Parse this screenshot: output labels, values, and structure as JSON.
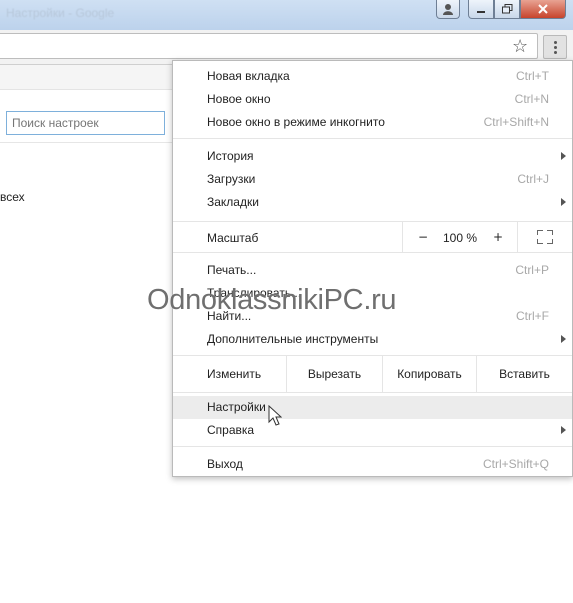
{
  "window": {
    "title": "Настройки - Google"
  },
  "settings_page": {
    "search_placeholder": "Поиск настроек",
    "partial_text": "всех"
  },
  "menu": {
    "items": [
      {
        "label": "Новая вкладка",
        "shortcut": "Ctrl+T"
      },
      {
        "label": "Новое окно",
        "shortcut": "Ctrl+N"
      },
      {
        "label": "Новое окно в режиме инкогнито",
        "shortcut": "Ctrl+Shift+N"
      },
      {
        "label": "История",
        "shortcut": ""
      },
      {
        "label": "Загрузки",
        "shortcut": "Ctrl+J"
      },
      {
        "label": "Закладки",
        "shortcut": ""
      },
      {
        "label": "Печать...",
        "shortcut": "Ctrl+P"
      },
      {
        "label": "Транслировать...",
        "shortcut": ""
      },
      {
        "label": "Найти...",
        "shortcut": "Ctrl+F"
      },
      {
        "label": "Дополнительные инструменты",
        "shortcut": ""
      },
      {
        "label": "Настройки",
        "shortcut": ""
      },
      {
        "label": "Справка",
        "shortcut": ""
      },
      {
        "label": "Выход",
        "shortcut": "Ctrl+Shift+Q"
      }
    ],
    "zoom": {
      "label": "Масштаб",
      "minus": "−",
      "value": "100 %",
      "plus": "+"
    },
    "edit": {
      "label": "Изменить",
      "cut": "Вырезать",
      "copy": "Копировать",
      "paste": "Вставить"
    }
  },
  "watermark": "OdnoklassnikiPC.ru",
  "icons": {
    "star": "star-icon",
    "menu": "three-dots-icon",
    "fullscreen": "fullscreen-icon",
    "submenu": "chevron-right-icon",
    "cursor": "mouse-pointer-icon"
  },
  "colors": {
    "shortcut": "#a8a8a8",
    "hover": "#ececec",
    "search_border": "#7eb0db"
  }
}
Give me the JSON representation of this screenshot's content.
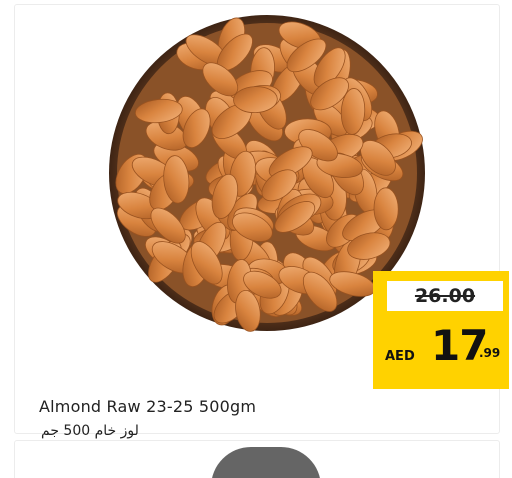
{
  "product": {
    "name_en": "Almond Raw 23-25 500gm",
    "name_ar": "لوز خام 500 جم",
    "image_icon": "almond-bowl-image"
  },
  "price": {
    "old": "26.00",
    "currency": "AED",
    "integer": "17",
    "decimal": ".99"
  },
  "colors": {
    "tag_yellow": "#ffd200",
    "almond": "#d98a4a",
    "bowl": "#5a3a22"
  }
}
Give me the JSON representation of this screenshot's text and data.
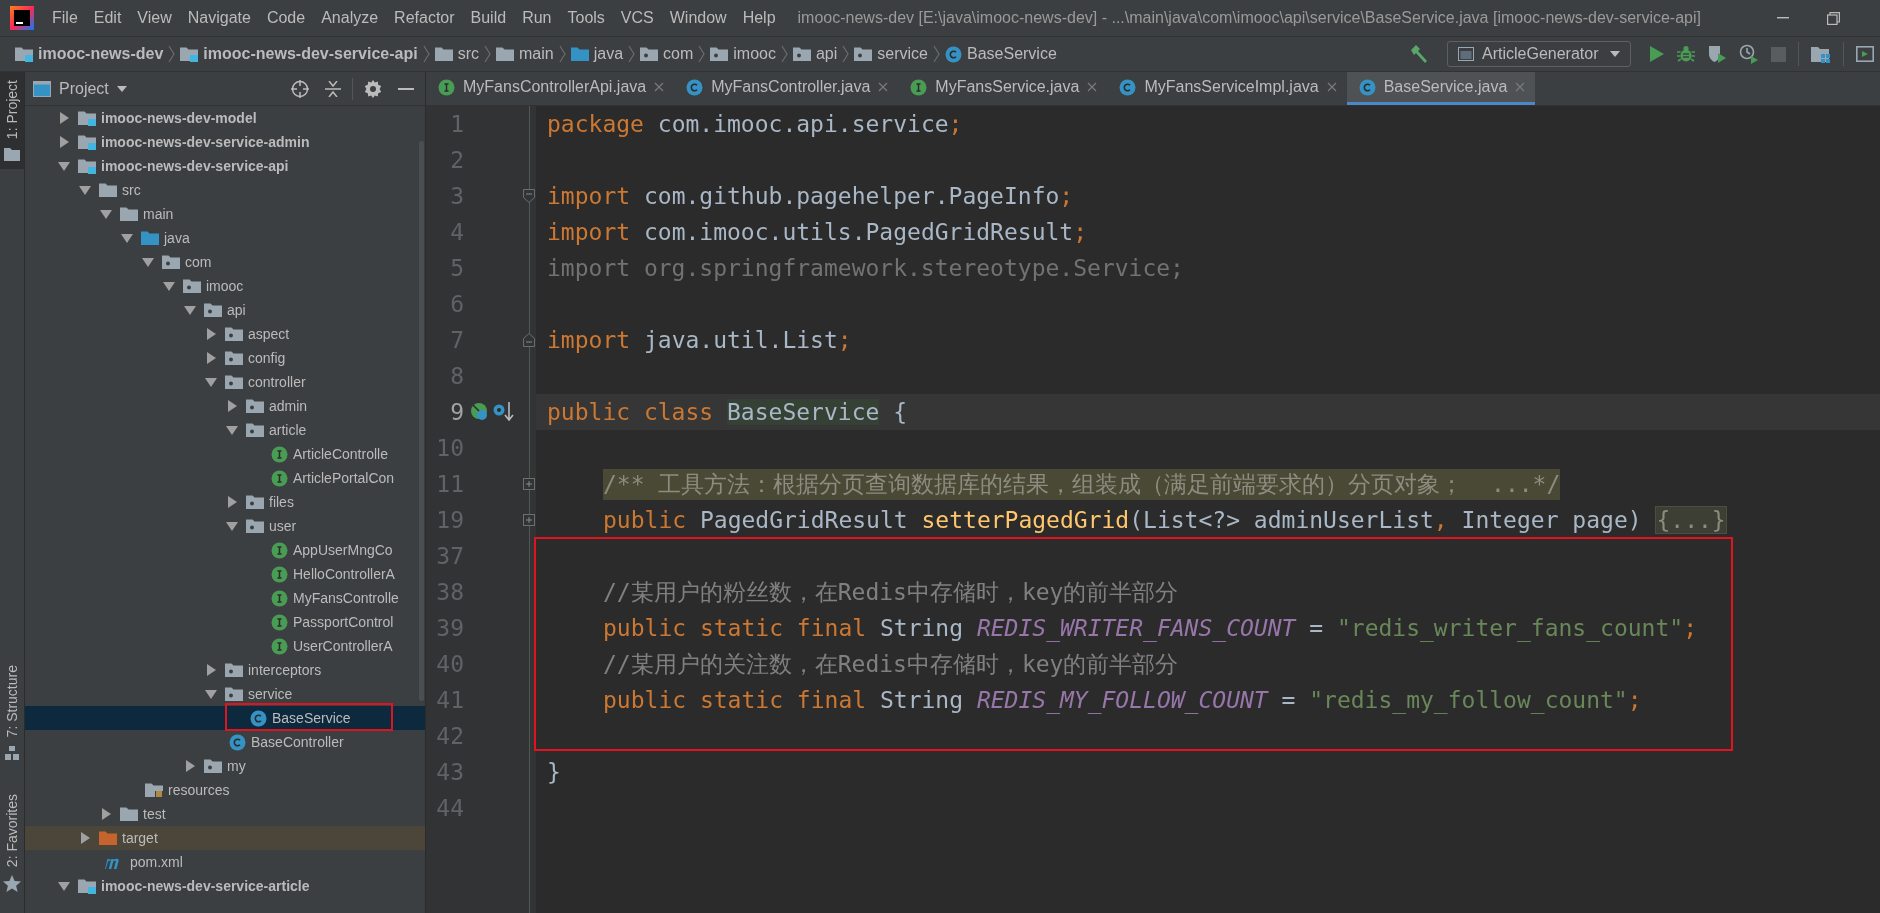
{
  "menu": {
    "items": [
      "File",
      "Edit",
      "View",
      "Navigate",
      "Code",
      "Analyze",
      "Refactor",
      "Build",
      "Run",
      "Tools",
      "VCS",
      "Window",
      "Help"
    ],
    "title": "imooc-news-dev [E:\\java\\imooc-news-dev] - ...\\main\\java\\com\\imooc\\api\\service\\BaseService.java [imooc-news-dev-service-api]"
  },
  "navigation": {
    "breadcrumbs": [
      {
        "label": "imooc-news-dev",
        "kind": "module"
      },
      {
        "label": "imooc-news-dev-service-api",
        "kind": "module"
      },
      {
        "label": "src",
        "kind": "folder"
      },
      {
        "label": "main",
        "kind": "folder"
      },
      {
        "label": "java",
        "kind": "source-folder"
      },
      {
        "label": "com",
        "kind": "package"
      },
      {
        "label": "imooc",
        "kind": "package"
      },
      {
        "label": "api",
        "kind": "package"
      },
      {
        "label": "service",
        "kind": "package"
      },
      {
        "label": "BaseService",
        "kind": "class"
      }
    ],
    "run_configuration": "ArticleGenerator"
  },
  "tool_strip": [
    {
      "label": "1: Project",
      "kind": "top",
      "selected": true
    },
    {
      "label": "7: Structure",
      "kind": "bottom",
      "selected": false
    },
    {
      "label": "2: Favorites",
      "kind": "bottom",
      "selected": false
    }
  ],
  "project": {
    "title": "Project",
    "tree": [
      {
        "label": "imooc-news-dev-model",
        "kind": "module",
        "expanded": false,
        "selected": false
      },
      {
        "label": "imooc-news-dev-service-admin",
        "kind": "module",
        "expanded": false,
        "selected": false
      },
      {
        "label": "imooc-news-dev-service-api",
        "kind": "module",
        "expanded": true,
        "selected": false,
        "children": [
          {
            "label": "src",
            "kind": "folder",
            "expanded": true,
            "selected": false,
            "children": [
              {
                "label": "main",
                "kind": "folder",
                "expanded": true,
                "selected": false,
                "children": [
                  {
                    "label": "java",
                    "kind": "source-folder",
                    "expanded": true,
                    "selected": false,
                    "children": [
                      {
                        "label": "com",
                        "kind": "package",
                        "expanded": true,
                        "selected": false,
                        "children": [
                          {
                            "label": "imooc",
                            "kind": "package",
                            "expanded": true,
                            "selected": false,
                            "children": [
                              {
                                "label": "api",
                                "kind": "package",
                                "expanded": true,
                                "selected": false,
                                "children": [
                                  {
                                    "label": "aspect",
                                    "kind": "package",
                                    "expanded": false,
                                    "selected": false
                                  },
                                  {
                                    "label": "config",
                                    "kind": "package",
                                    "expanded": false,
                                    "selected": false
                                  },
                                  {
                                    "label": "controller",
                                    "kind": "package",
                                    "expanded": true,
                                    "selected": false,
                                    "children": [
                                      {
                                        "label": "admin",
                                        "kind": "package",
                                        "expanded": false,
                                        "selected": false
                                      },
                                      {
                                        "label": "article",
                                        "kind": "package",
                                        "expanded": true,
                                        "selected": false,
                                        "children": [
                                          {
                                            "label": "ArticleControlle",
                                            "kind": "interface",
                                            "selected": false
                                          },
                                          {
                                            "label": "ArticlePortalCon",
                                            "kind": "interface",
                                            "selected": false
                                          }
                                        ]
                                      },
                                      {
                                        "label": "files",
                                        "kind": "package",
                                        "expanded": false,
                                        "selected": false
                                      },
                                      {
                                        "label": "user",
                                        "kind": "package",
                                        "expanded": true,
                                        "selected": false,
                                        "children": [
                                          {
                                            "label": "AppUserMngCo",
                                            "kind": "interface",
                                            "selected": false
                                          },
                                          {
                                            "label": "HelloControllerA",
                                            "kind": "interface",
                                            "selected": false
                                          },
                                          {
                                            "label": "MyFansControlle",
                                            "kind": "interface",
                                            "selected": false
                                          },
                                          {
                                            "label": "PassportControl",
                                            "kind": "interface",
                                            "selected": false
                                          },
                                          {
                                            "label": "UserControllerA",
                                            "kind": "interface",
                                            "selected": false
                                          }
                                        ]
                                      }
                                    ]
                                  },
                                  {
                                    "label": "interceptors",
                                    "kind": "package",
                                    "expanded": false,
                                    "selected": false
                                  },
                                  {
                                    "label": "service",
                                    "kind": "package",
                                    "expanded": true,
                                    "selected": false,
                                    "children": [
                                      {
                                        "label": "BaseService",
                                        "kind": "class",
                                        "selected": true
                                      }
                                    ]
                                  },
                                  {
                                    "label": "BaseController",
                                    "kind": "class",
                                    "selected": false
                                  }
                                ]
                              },
                              {
                                "label": "my",
                                "kind": "package",
                                "expanded": false,
                                "selected": false
                              }
                            ]
                          }
                        ]
                      }
                    ]
                  },
                  {
                    "label": "resources",
                    "kind": "resources-folder",
                    "selected": false
                  }
                ]
              },
              {
                "label": "test",
                "kind": "folder",
                "expanded": false,
                "selected": false
              }
            ]
          },
          {
            "label": "target",
            "kind": "excluded-folder",
            "expanded": false,
            "selected": false
          },
          {
            "label": "pom.xml",
            "kind": "maven-file",
            "selected": false
          }
        ]
      },
      {
        "label": "imooc-news-dev-service-article",
        "kind": "module",
        "expanded": true,
        "selected": false
      }
    ]
  },
  "editor": {
    "tabs": [
      {
        "label": "MyFansControllerApi.java",
        "kind": "interface",
        "selected": false
      },
      {
        "label": "MyFansController.java",
        "kind": "class",
        "selected": false
      },
      {
        "label": "MyFansService.java",
        "kind": "interface",
        "selected": false
      },
      {
        "label": "MyFansServiceImpl.java",
        "kind": "class",
        "selected": false
      },
      {
        "label": "BaseService.java",
        "kind": "class",
        "selected": true
      }
    ],
    "lines": [
      {
        "number": "1",
        "current": false,
        "tokens": [
          {
            "kind": "keyword",
            "text": "package"
          },
          {
            "kind": "plain",
            "text": " com.imooc.api.service"
          },
          {
            "kind": "keyword",
            "text": ";"
          }
        ]
      },
      {
        "number": "2",
        "current": false
      },
      {
        "number": "3",
        "current": false,
        "fold": {
          "kind": "start"
        },
        "tokens": [
          {
            "kind": "keyword",
            "text": "import"
          },
          {
            "kind": "plain",
            "text": " com.github.pagehelper.PageInfo"
          },
          {
            "kind": "keyword",
            "text": ";"
          }
        ]
      },
      {
        "number": "4",
        "current": false,
        "tokens": [
          {
            "kind": "keyword",
            "text": "import"
          },
          {
            "kind": "plain",
            "text": " com.imooc.utils.PagedGridResult"
          },
          {
            "kind": "keyword",
            "text": ";"
          }
        ]
      },
      {
        "number": "5",
        "current": false,
        "tokens": [
          {
            "kind": "unused",
            "text": "import org.springframework.stereotype.Service;"
          }
        ]
      },
      {
        "number": "6",
        "current": false
      },
      {
        "number": "7",
        "current": false,
        "fold": {
          "kind": "end"
        },
        "tokens": [
          {
            "kind": "keyword",
            "text": "import"
          },
          {
            "kind": "plain",
            "text": " java.util.List"
          },
          {
            "kind": "keyword",
            "text": ";"
          }
        ]
      },
      {
        "number": "8",
        "current": false
      },
      {
        "number": "9",
        "current": true,
        "marker": true,
        "tokens": [
          {
            "kind": "keyword",
            "text": "public class "
          },
          {
            "kind": "declaration",
            "text": "BaseService"
          },
          {
            "kind": "plain",
            "text": " {"
          }
        ]
      },
      {
        "number": "10",
        "current": false
      },
      {
        "number": "11",
        "current": false,
        "indented": true,
        "fold": {
          "kind": "collapsed"
        },
        "tokens": [
          {
            "kind": "folded-doc",
            "text": "/** 工具方法：根据分页查询数据库的结果，组装成（满足前端要求的）分页对象；  ...*/"
          }
        ]
      },
      {
        "number": "19",
        "current": false,
        "indented": true,
        "fold": {
          "kind": "collapsed"
        },
        "tokens": [
          {
            "kind": "keyword",
            "text": "public"
          },
          {
            "kind": "plain",
            "text": " PagedGridResult "
          },
          {
            "kind": "method",
            "text": "setterPagedGrid"
          },
          {
            "kind": "plain",
            "text": "(List<?> adminUserList"
          },
          {
            "kind": "keyword",
            "text": ","
          },
          {
            "kind": "plain",
            "text": " Integer page) "
          },
          {
            "kind": "placeholder",
            "text": "{...}"
          }
        ]
      },
      {
        "number": "37",
        "current": false
      },
      {
        "number": "38",
        "current": false,
        "indented": true,
        "tokens": [
          {
            "kind": "comment",
            "text": "//某用户的粉丝数，在Redis中存储时，key的前半部分"
          }
        ]
      },
      {
        "number": "39",
        "current": false,
        "indented": true,
        "tokens": [
          {
            "kind": "keyword",
            "text": "public static final"
          },
          {
            "kind": "plain",
            "text": " String "
          },
          {
            "kind": "constant",
            "text": "REDIS_WRITER_FANS_COUNT"
          },
          {
            "kind": "plain",
            "text": " = "
          },
          {
            "kind": "string",
            "text": "\"redis_writer_fans_count\""
          },
          {
            "kind": "keyword",
            "text": ";"
          }
        ]
      },
      {
        "number": "40",
        "current": false,
        "indented": true,
        "tokens": [
          {
            "kind": "comment",
            "text": "//某用户的关注数，在Redis中存储时，key的前半部分"
          }
        ]
      },
      {
        "number": "41",
        "current": false,
        "indented": true,
        "tokens": [
          {
            "kind": "keyword",
            "text": "public static final"
          },
          {
            "kind": "plain",
            "text": " String "
          },
          {
            "kind": "constant",
            "text": "REDIS_MY_FOLLOW_COUNT"
          },
          {
            "kind": "plain",
            "text": " = "
          },
          {
            "kind": "string",
            "text": "\"redis_my_follow_count\""
          },
          {
            "kind": "keyword",
            "text": ";"
          }
        ]
      },
      {
        "number": "42",
        "current": false
      },
      {
        "number": "43",
        "current": false,
        "tokens": [
          {
            "kind": "plain",
            "text": "}"
          }
        ]
      },
      {
        "number": "44",
        "current": false
      }
    ]
  }
}
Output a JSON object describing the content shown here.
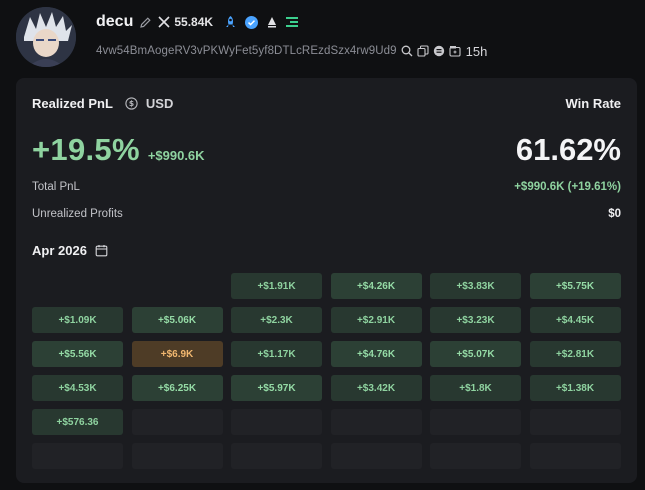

## Direction
Every line of the listing that holds "this" should be found and copied.

## Right answer
Parse this screenshot: output labels, values, and structure as JSON.
Give me the JSON representation of this screenshot's content.
Give me the JSON representation of this screenshot's text and data.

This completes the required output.